_WHAT THE EXERCISE ASKS_
Each line below is to be written out in full, exactly as shown.

(Source data)
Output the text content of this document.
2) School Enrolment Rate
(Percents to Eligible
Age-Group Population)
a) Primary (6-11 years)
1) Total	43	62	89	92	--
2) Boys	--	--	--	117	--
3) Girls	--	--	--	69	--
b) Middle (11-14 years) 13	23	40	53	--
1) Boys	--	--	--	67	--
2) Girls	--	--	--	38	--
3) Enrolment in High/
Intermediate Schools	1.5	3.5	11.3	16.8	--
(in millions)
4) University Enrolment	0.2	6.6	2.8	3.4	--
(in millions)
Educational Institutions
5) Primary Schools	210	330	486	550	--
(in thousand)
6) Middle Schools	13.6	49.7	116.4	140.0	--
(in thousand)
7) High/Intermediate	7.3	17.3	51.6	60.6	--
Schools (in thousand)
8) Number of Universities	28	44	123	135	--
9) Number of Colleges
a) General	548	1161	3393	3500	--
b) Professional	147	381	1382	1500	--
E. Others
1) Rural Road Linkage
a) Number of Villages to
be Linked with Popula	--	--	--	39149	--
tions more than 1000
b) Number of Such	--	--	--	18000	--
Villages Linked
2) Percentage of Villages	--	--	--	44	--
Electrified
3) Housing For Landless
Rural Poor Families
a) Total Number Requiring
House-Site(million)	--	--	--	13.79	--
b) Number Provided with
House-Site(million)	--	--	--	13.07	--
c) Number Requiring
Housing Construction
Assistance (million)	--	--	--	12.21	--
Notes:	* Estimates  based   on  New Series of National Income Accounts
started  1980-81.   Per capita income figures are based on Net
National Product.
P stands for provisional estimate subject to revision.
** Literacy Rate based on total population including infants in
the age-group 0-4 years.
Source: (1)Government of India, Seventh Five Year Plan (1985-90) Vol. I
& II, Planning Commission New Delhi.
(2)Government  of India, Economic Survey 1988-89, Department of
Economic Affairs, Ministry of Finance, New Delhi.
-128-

_TASK OUTPUT_
Output the text content of this document.
2) School Enrolment Rate
(Percents to Eligible
Age-Group Population)
a) Primary (6-11 years)
1) Total	43	62	89	92	--
2) Boys	--	--	--	117	--
3) Girls	--	--	--	69	--
b) Middle (11-14 years) 13	23	40	53	--
1) Boys	--	--	--	67	--
2) Girls	--	--	--	38	--
3) Enrolment in High/
Intermediate Schools	1.5	3.5	11.3	16.8	--
(in millions)
4) University Enrolment	0.2	6.6	2.8	3.4	--
(in millions)
Educational Institutions
5) Primary Schools	210	330	486	550	--
(in thousand)
6) Middle Schools	13.6	49.7	116.4	140.0	--
(in thousand)
7) High/Intermediate	7.3	17.3	51.6	60.6	--
Schools (in thousand)
8) Number of Universities	28	44	123	135	--
9) Number of Colleges
a) General	548	1161	3393	3500	--
b) Professional	147	381	1382	1500	--
E. Others
1) Rural Road Linkage
a) Number of Villages to
be Linked with Popula	--	--	--	39149	--
tions more than 1000
b) Number of Such	--	--	--	18000	--
Villages Linked
2) Percentage of Villages	--	--	--	44	--
Electrified
3) Housing For Landless
Rural Poor Families
a) Total Number Requiring
House-Site(million)	--	--	--	13.79	--
b) Number Provided with
House-Site(million)	--	--	--	13.07	--
c) Number Requiring
Housing Construction
Assistance (million)	--	--	--	12.21	--
Notes:	* Estimates  based   on  New Series of National Income Accounts
started  1980-81.   Per capita income figures are based on Net
National Product.
P stands for provisional estimate subject to revision.
** Literacy Rate based on total population including infants in
the age-group 0-4 years.
Source: (1)Government of India, Seventh Five Year Plan (1985-90) Vol. I
& II, Planning Commission New Delhi.
(2)Government  of India, Economic Survey 1988-89, Department of
Economic Affairs, Ministry of Finance, New Delhi.
-128-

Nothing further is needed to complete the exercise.